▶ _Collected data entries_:
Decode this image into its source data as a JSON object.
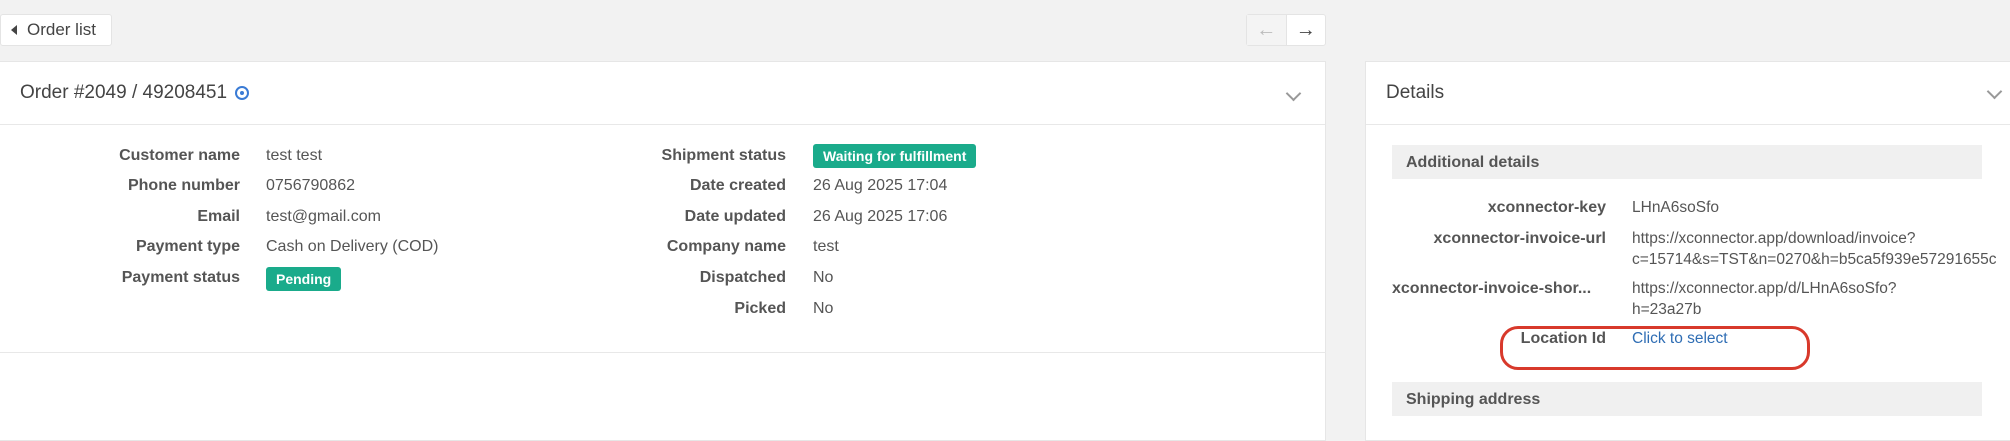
{
  "toolbar": {
    "back_label": "Order list"
  },
  "order": {
    "title": "Order #2049 / 49208451",
    "left_fields": [
      {
        "label": "Customer name",
        "value": "test test"
      },
      {
        "label": "Phone number",
        "value": "0756790862"
      },
      {
        "label": "Email",
        "value": "test@gmail.com"
      },
      {
        "label": "Payment type",
        "value": "Cash on Delivery (COD)"
      },
      {
        "label": "Payment status",
        "badge": "Pending"
      }
    ],
    "right_fields": [
      {
        "label": "Shipment status",
        "badge": "Waiting for fulfillment"
      },
      {
        "label": "Date created",
        "value": "26 Aug 2025 17:04"
      },
      {
        "label": "Date updated",
        "value": "26 Aug 2025 17:06"
      },
      {
        "label": "Company name",
        "value": "test"
      },
      {
        "label": "Dispatched",
        "value": "No"
      },
      {
        "label": "Picked",
        "value": "No"
      }
    ]
  },
  "details": {
    "title": "Details",
    "additional_title": "Additional details",
    "fields": [
      {
        "label": "xconnector-key",
        "value_lines": [
          "LHnA6soSfo"
        ]
      },
      {
        "label": "xconnector-invoice-url",
        "value_lines": [
          "https://xconnector.app/download/invoice?",
          "c=15714&s=TST&n=0270&h=b5ca5f939e57291655c"
        ]
      },
      {
        "label": "xconnector-invoice-shor...",
        "value_lines": [
          "https://xconnector.app/d/LHnA6soSfo?",
          "h=23a27b"
        ]
      },
      {
        "label": "Location Id",
        "link": "Click to select"
      }
    ],
    "shipping_title": "Shipping address"
  },
  "colors": {
    "badge": "#1aab8b",
    "link": "#2e6db4",
    "highlight": "#d8392b"
  }
}
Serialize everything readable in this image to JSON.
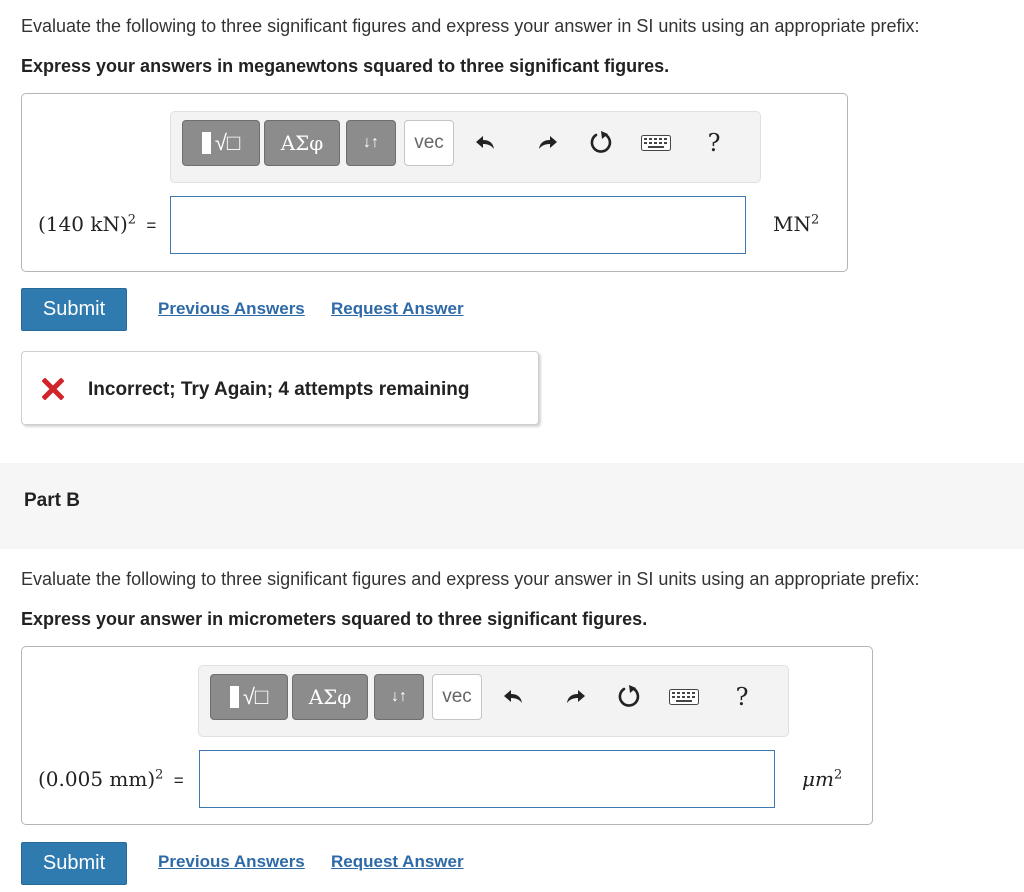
{
  "partA": {
    "prompt": "Evaluate the following to three significant figures and express your answer in SI units using an appropriate prefix:",
    "instruction": "Express your answers in meganewtons squared to three significant figures.",
    "toolbar": {
      "templates_glyph": "√□",
      "greek_label": "ΑΣφ",
      "arrows_label": "↓↑",
      "vec_label": "vec",
      "help_label": "?"
    },
    "expression": "(140 kN)",
    "exponent": "2",
    "equals": "=",
    "input_value": "",
    "unit": "MN",
    "unit_exponent": "2",
    "submit_label": "Submit",
    "previous_answers_label": "Previous Answers",
    "request_answer_label": "Request Answer",
    "feedback": {
      "text": "Incorrect; Try Again; 4 attempts remaining",
      "icon_color": "#d0262b"
    }
  },
  "partB": {
    "header": "Part B",
    "prompt": "Evaluate the following to three significant figures and express your answer in SI units using an appropriate prefix:",
    "instruction": "Express your answer in micrometers squared to three significant figures.",
    "toolbar": {
      "templates_glyph": "√□",
      "greek_label": "ΑΣφ",
      "arrows_label": "↓↑",
      "vec_label": "vec",
      "help_label": "?"
    },
    "expression": "(0.005 mm)",
    "exponent": "2",
    "equals": "=",
    "input_value": "",
    "unit": "μm",
    "unit_exponent": "2",
    "submit_label": "Submit",
    "previous_answers_label": "Previous Answers",
    "request_answer_label": "Request Answer"
  },
  "colors": {
    "submit": "#2f7bb0",
    "link": "#2e6aa8",
    "input_border": "#3f77b1",
    "error": "#d0262b"
  }
}
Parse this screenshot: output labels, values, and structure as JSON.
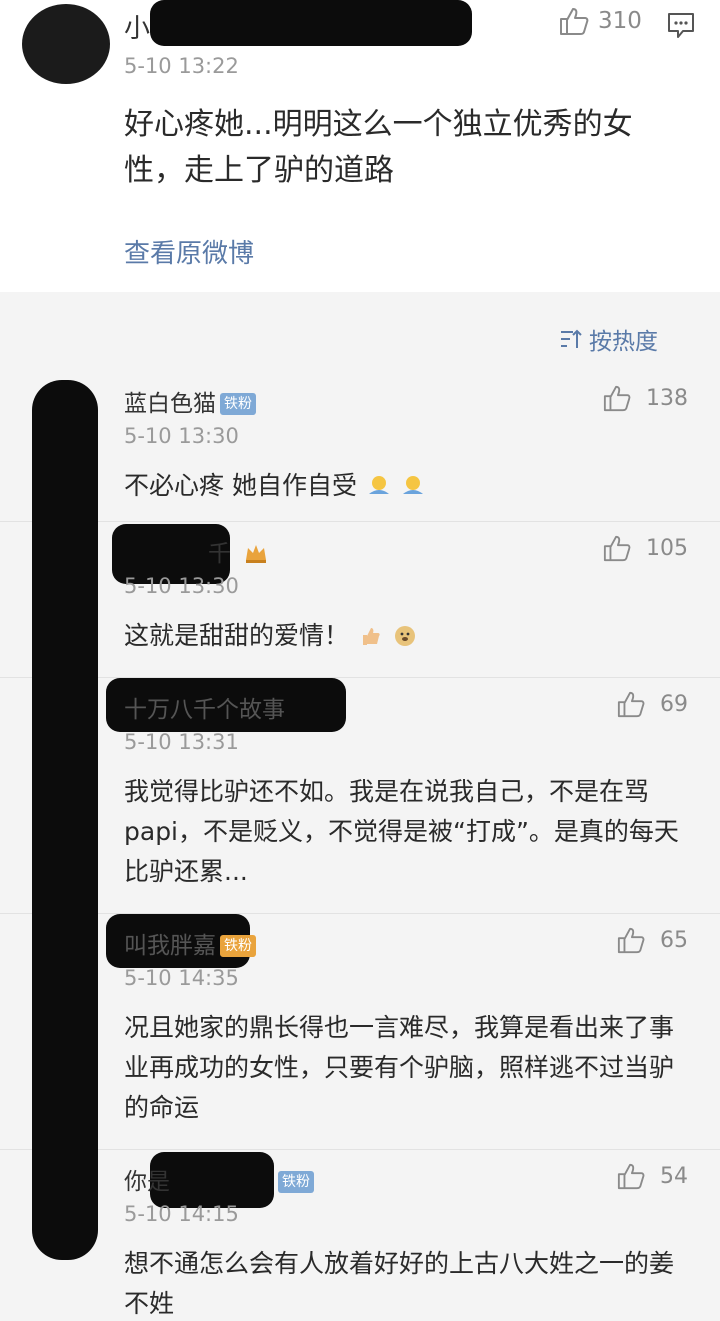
{
  "post": {
    "author": "小",
    "time": "5-10 13:22",
    "likes": "310",
    "text": "好心疼她...明明这么一个独立优秀的女性，走上了驴的道路",
    "source_link": "查看原微博"
  },
  "sort": {
    "label": "按热度"
  },
  "comments": [
    {
      "author": "蓝白色猫",
      "badge": "铁粉",
      "time": "5-10 13:30",
      "likes": "138",
      "text": "不必心疼 她自作自受"
    },
    {
      "author": "千",
      "badge": "",
      "time": "5-10 13:30",
      "likes": "105",
      "text": "这就是甜甜的爱情！"
    },
    {
      "author": "十万八千个故事",
      "badge": "",
      "time": "5-10 13:31",
      "likes": "69",
      "text": "我觉得比驴还不如。我是在说我自己，不是在骂papi，不是贬义，不觉得是被“打成”。是真的每天比驴还累..."
    },
    {
      "author": "叫我胖嘉",
      "badge": "铁粉",
      "time": "5-10 14:35",
      "likes": "65",
      "text": "况且她家的鼎长得也一言难尽，我算是看出来了事业再成功的女性，只要有个驴脑，照样逃不过当驴的命运"
    },
    {
      "author": "你是",
      "badge": "铁粉",
      "time": "5-10 14:15",
      "likes": "54",
      "text": "想不通怎么会有人放着好好的上古八大姓之一的姜不姓"
    }
  ],
  "icons": {
    "like": "thumbs-up-icon",
    "reply": "comment-reply-icon",
    "sort": "sort-icon",
    "crown": "crown-icon"
  },
  "colors": {
    "link": "#5a7aa8",
    "list_background": "#f4f4f4",
    "badge_blue": "#7fa9d6",
    "badge_gold": "#e9a33c"
  }
}
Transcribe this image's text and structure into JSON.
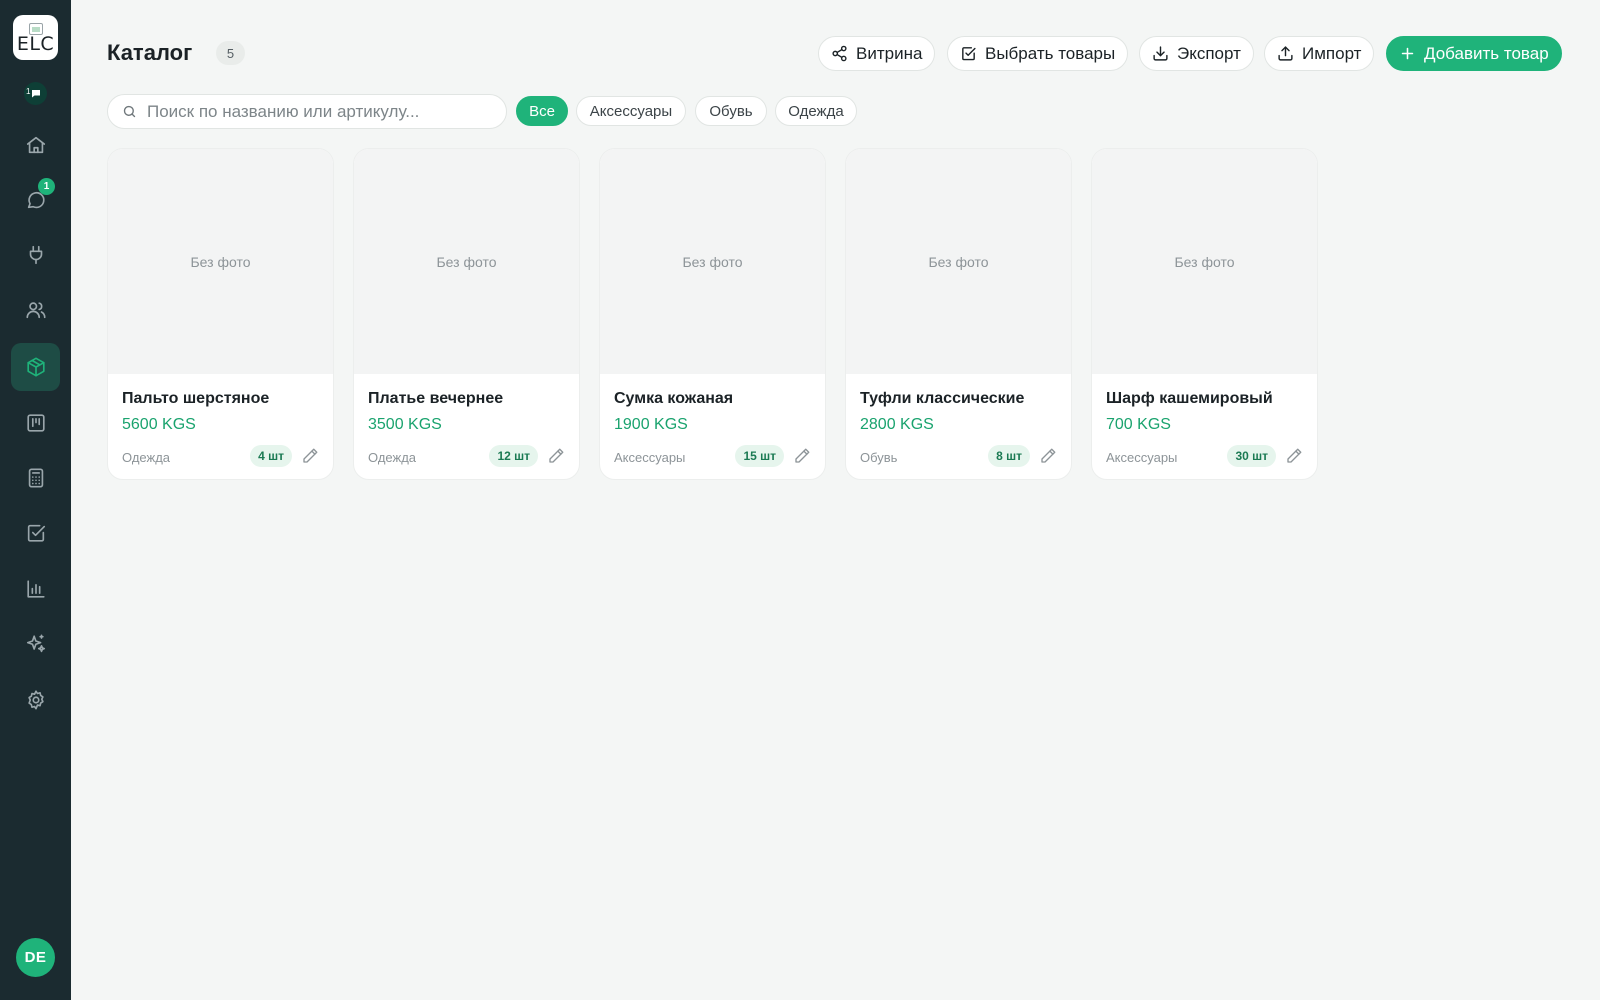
{
  "sidebar": {
    "logo_alt": "ELC",
    "chat_count": "1",
    "nav": [
      {
        "id": "home",
        "icon": "home-icon"
      },
      {
        "id": "chats",
        "icon": "chat-icon",
        "badge": "1"
      },
      {
        "id": "integrations",
        "icon": "plug-icon"
      },
      {
        "id": "customers",
        "icon": "users-icon"
      },
      {
        "id": "catalog",
        "icon": "box-icon",
        "active": true
      },
      {
        "id": "kanban",
        "icon": "kanban-icon"
      },
      {
        "id": "calculator",
        "icon": "calculator-icon"
      },
      {
        "id": "tasks",
        "icon": "checkbox-icon"
      },
      {
        "id": "analytics",
        "icon": "bar-chart-icon"
      },
      {
        "id": "ai",
        "icon": "sparkles-icon"
      },
      {
        "id": "settings",
        "icon": "gear-icon"
      }
    ],
    "user_initials": "DE"
  },
  "header": {
    "title": "Каталог",
    "count": "5",
    "buttons": {
      "storefront": "Витрина",
      "select": "Выбрать товары",
      "export": "Экспорт",
      "import": "Импорт",
      "add": "Добавить товар"
    }
  },
  "search": {
    "placeholder": "Поиск по названию или артикулу..."
  },
  "filters": [
    {
      "label": "Все",
      "active": true
    },
    {
      "label": "Аксессуары"
    },
    {
      "label": "Обувь"
    },
    {
      "label": "Одежда"
    }
  ],
  "no_photo": "Без фото",
  "products": [
    {
      "name": "Пальто шерстяное",
      "price": "5600 KGS",
      "category": "Одежда",
      "qty": "4 шт"
    },
    {
      "name": "Платье вечернее",
      "price": "3500 KGS",
      "category": "Одежда",
      "qty": "12 шт"
    },
    {
      "name": "Сумка кожаная",
      "price": "1900 KGS",
      "category": "Аксессуары",
      "qty": "15 шт"
    },
    {
      "name": "Туфли классические",
      "price": "2800 KGS",
      "category": "Обувь",
      "qty": "8 шт"
    },
    {
      "name": "Шарф кашемировый",
      "price": "700 KGS",
      "category": "Аксессуары",
      "qty": "30 шт"
    }
  ],
  "colors": {
    "accent": "#1fb37a",
    "sidebar": "#1b2b30",
    "sidebar_active": "#1e4c45",
    "icon": "#9aa6ab"
  }
}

▶ _STATED TASK_: Write the material out again exactly as it appears, dropping the pictures.

▶ _WRITTEN ANSWER_:
Decode this image into its source data as a JSON object.
{
  "toolbar": {
    "back_label": "Order list"
  },
  "order": {
    "title": "Order #2049 / 49208451",
    "left_fields": [
      {
        "label": "Customer name",
        "value": "test test"
      },
      {
        "label": "Phone number",
        "value": "0756790862"
      },
      {
        "label": "Email",
        "value": "test@gmail.com"
      },
      {
        "label": "Payment type",
        "value": "Cash on Delivery (COD)"
      },
      {
        "label": "Payment status",
        "badge": "Pending"
      }
    ],
    "right_fields": [
      {
        "label": "Shipment status",
        "badge": "Waiting for fulfillment"
      },
      {
        "label": "Date created",
        "value": "26 Aug 2025 17:04"
      },
      {
        "label": "Date updated",
        "value": "26 Aug 2025 17:06"
      },
      {
        "label": "Company name",
        "value": "test"
      },
      {
        "label": "Dispatched",
        "value": "No"
      },
      {
        "label": "Picked",
        "value": "No"
      }
    ]
  },
  "details": {
    "title": "Details",
    "additional_title": "Additional details",
    "fields": [
      {
        "label": "xconnector-key",
        "value_lines": [
          "LHnA6soSfo"
        ]
      },
      {
        "label": "xconnector-invoice-url",
        "value_lines": [
          "https://xconnector.app/download/invoice?",
          "c=15714&s=TST&n=0270&h=b5ca5f939e57291655c"
        ]
      },
      {
        "label": "xconnector-invoice-shor...",
        "value_lines": [
          "https://xconnector.app/d/LHnA6soSfo?",
          "h=23a27b"
        ]
      },
      {
        "label": "Location Id",
        "link": "Click to select"
      }
    ],
    "shipping_title": "Shipping address"
  },
  "colors": {
    "badge": "#1aab8b",
    "link": "#2e6db4",
    "highlight": "#d8392b"
  }
}
Serialize everything readable in this image to JSON.
{
  "partA": {
    "prompt": "Evaluate the following to three significant figures and express your answer in SI units using an appropriate prefix:",
    "instruction": "Express your answers in meganewtons squared to three significant figures.",
    "toolbar": {
      "templates_glyph": "√□",
      "greek_label": "ΑΣφ",
      "arrows_label": "↓↑",
      "vec_label": "vec",
      "help_label": "?"
    },
    "expression": "(140 kN)",
    "exponent": "2",
    "equals": "=",
    "input_value": "",
    "unit": "MN",
    "unit_exponent": "2",
    "submit_label": "Submit",
    "previous_answers_label": "Previous Answers",
    "request_answer_label": "Request Answer",
    "feedback": {
      "text": "Incorrect; Try Again; 4 attempts remaining",
      "icon_color": "#d0262b"
    }
  },
  "partB": {
    "header": "Part B",
    "prompt": "Evaluate the following to three significant figures and express your answer in SI units using an appropriate prefix:",
    "instruction": "Express your answer in micrometers squared to three significant figures.",
    "toolbar": {
      "templates_glyph": "√□",
      "greek_label": "ΑΣφ",
      "arrows_label": "↓↑",
      "vec_label": "vec",
      "help_label": "?"
    },
    "expression": "(0.005 mm)",
    "exponent": "2",
    "equals": "=",
    "input_value": "",
    "unit": "μm",
    "unit_exponent": "2",
    "submit_label": "Submit",
    "previous_answers_label": "Previous Answers",
    "request_answer_label": "Request Answer"
  },
  "colors": {
    "submit": "#2f7bb0",
    "link": "#2e6aa8",
    "input_border": "#3f77b1",
    "error": "#d0262b"
  }
}
Parse this screenshot: output labels, values, and structure as JSON.
{
  "post": {
    "author": "小",
    "time": "5-10 13:22",
    "likes": "310",
    "text": "好心疼她...明明这么一个独立优秀的女性，走上了驴的道路",
    "source_link": "查看原微博"
  },
  "sort": {
    "label": "按热度"
  },
  "comments": [
    {
      "author": "蓝白色猫",
      "badge": "铁粉",
      "time": "5-10 13:30",
      "likes": "138",
      "text": "不必心疼 她自作自受"
    },
    {
      "author": "千",
      "badge": "",
      "time": "5-10 13:30",
      "likes": "105",
      "text": "这就是甜甜的爱情！"
    },
    {
      "author": "十万八千个故事",
      "badge": "",
      "time": "5-10 13:31",
      "likes": "69",
      "text": "我觉得比驴还不如。我是在说我自己，不是在骂papi，不是贬义，不觉得是被“打成”。是真的每天比驴还累..."
    },
    {
      "author": "叫我胖嘉",
      "badge": "铁粉",
      "time": "5-10 14:35",
      "likes": "65",
      "text": "况且她家的鼎长得也一言难尽，我算是看出来了事业再成功的女性，只要有个驴脑，照样逃不过当驴的命运"
    },
    {
      "author": "你是",
      "badge": "铁粉",
      "time": "5-10 14:15",
      "likes": "54",
      "text": "想不通怎么会有人放着好好的上古八大姓之一的姜不姓"
    }
  ],
  "icons": {
    "like": "thumbs-up-icon",
    "reply": "comment-reply-icon",
    "sort": "sort-icon",
    "crown": "crown-icon"
  },
  "colors": {
    "link": "#5a7aa8",
    "list_background": "#f4f4f4",
    "badge_blue": "#7fa9d6",
    "badge_gold": "#e9a33c"
  }
}
Transcribe this image's text and structure into JSON.
{
  "sidebar": {
    "logo_alt": "ELC",
    "chat_count": "1",
    "nav": [
      {
        "id": "home",
        "icon": "home-icon"
      },
      {
        "id": "chats",
        "icon": "chat-icon",
        "badge": "1"
      },
      {
        "id": "integrations",
        "icon": "plug-icon"
      },
      {
        "id": "customers",
        "icon": "users-icon"
      },
      {
        "id": "catalog",
        "icon": "box-icon",
        "active": true
      },
      {
        "id": "kanban",
        "icon": "kanban-icon"
      },
      {
        "id": "calculator",
        "icon": "calculator-icon"
      },
      {
        "id": "tasks",
        "icon": "checkbox-icon"
      },
      {
        "id": "analytics",
        "icon": "bar-chart-icon"
      },
      {
        "id": "ai",
        "icon": "sparkles-icon"
      },
      {
        "id": "settings",
        "icon": "gear-icon"
      }
    ],
    "user_initials": "DE"
  },
  "header": {
    "title": "Каталог",
    "count": "5",
    "buttons": {
      "storefront": "Витрина",
      "select": "Выбрать товары",
      "export": "Экспорт",
      "import": "Импорт",
      "add": "Добавить товар"
    }
  },
  "search": {
    "placeholder": "Поиск по названию или артикулу..."
  },
  "filters": [
    {
      "label": "Все",
      "active": true
    },
    {
      "label": "Аксессуары"
    },
    {
      "label": "Обувь"
    },
    {
      "label": "Одежда"
    }
  ],
  "no_photo": "Без фото",
  "products": [
    {
      "name": "Пальто шерстяное",
      "price": "5600 KGS",
      "category": "Одежда",
      "qty": "4 шт"
    },
    {
      "name": "Платье вечернее",
      "price": "3500 KGS",
      "category": "Одежда",
      "qty": "12 шт"
    },
    {
      "name": "Сумка кожаная",
      "price": "1900 KGS",
      "category": "Аксессуары",
      "qty": "15 шт"
    },
    {
      "name": "Туфли классические",
      "price": "2800 KGS",
      "category": "Обувь",
      "qty": "8 шт"
    },
    {
      "name": "Шарф кашемировый",
      "price": "700 KGS",
      "category": "Аксессуары",
      "qty": "30 шт"
    }
  ],
  "colors": {
    "accent": "#1fb37a",
    "sidebar": "#1b2b30",
    "sidebar_active": "#1e4c45",
    "icon": "#9aa6ab"
  }
}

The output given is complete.